### Written exercise
Find the lines holding the string "싱글차지포함" in the data, then copy all of them.

### Extracted entries
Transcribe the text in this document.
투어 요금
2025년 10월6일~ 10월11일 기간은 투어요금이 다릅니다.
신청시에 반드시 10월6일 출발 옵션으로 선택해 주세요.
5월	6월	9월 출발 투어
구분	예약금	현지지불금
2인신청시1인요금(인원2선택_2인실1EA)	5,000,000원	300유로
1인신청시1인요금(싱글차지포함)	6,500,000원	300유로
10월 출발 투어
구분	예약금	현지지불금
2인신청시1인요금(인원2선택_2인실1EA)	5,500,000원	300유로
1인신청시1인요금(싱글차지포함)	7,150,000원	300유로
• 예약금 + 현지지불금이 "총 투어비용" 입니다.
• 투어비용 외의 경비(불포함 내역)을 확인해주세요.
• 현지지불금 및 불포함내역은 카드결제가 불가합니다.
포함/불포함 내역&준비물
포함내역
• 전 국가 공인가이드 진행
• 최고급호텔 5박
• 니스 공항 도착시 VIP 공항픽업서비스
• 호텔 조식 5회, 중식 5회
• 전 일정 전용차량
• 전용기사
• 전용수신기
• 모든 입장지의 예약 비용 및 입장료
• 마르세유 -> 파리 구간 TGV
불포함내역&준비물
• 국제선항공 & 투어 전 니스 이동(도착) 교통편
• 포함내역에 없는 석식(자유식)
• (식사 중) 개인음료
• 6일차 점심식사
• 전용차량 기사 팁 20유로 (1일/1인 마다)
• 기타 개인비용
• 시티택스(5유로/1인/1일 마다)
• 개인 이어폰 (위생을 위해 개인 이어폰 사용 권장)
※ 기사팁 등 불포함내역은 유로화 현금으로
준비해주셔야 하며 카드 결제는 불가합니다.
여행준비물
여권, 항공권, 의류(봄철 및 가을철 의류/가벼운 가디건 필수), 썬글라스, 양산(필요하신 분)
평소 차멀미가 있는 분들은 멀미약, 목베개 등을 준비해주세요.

### Response below
1인신청시1인요금(싱글차지포함)	6,500,000원	300유로
1인신청시1인요금(싱글차지포함)	7,150,000원	300유로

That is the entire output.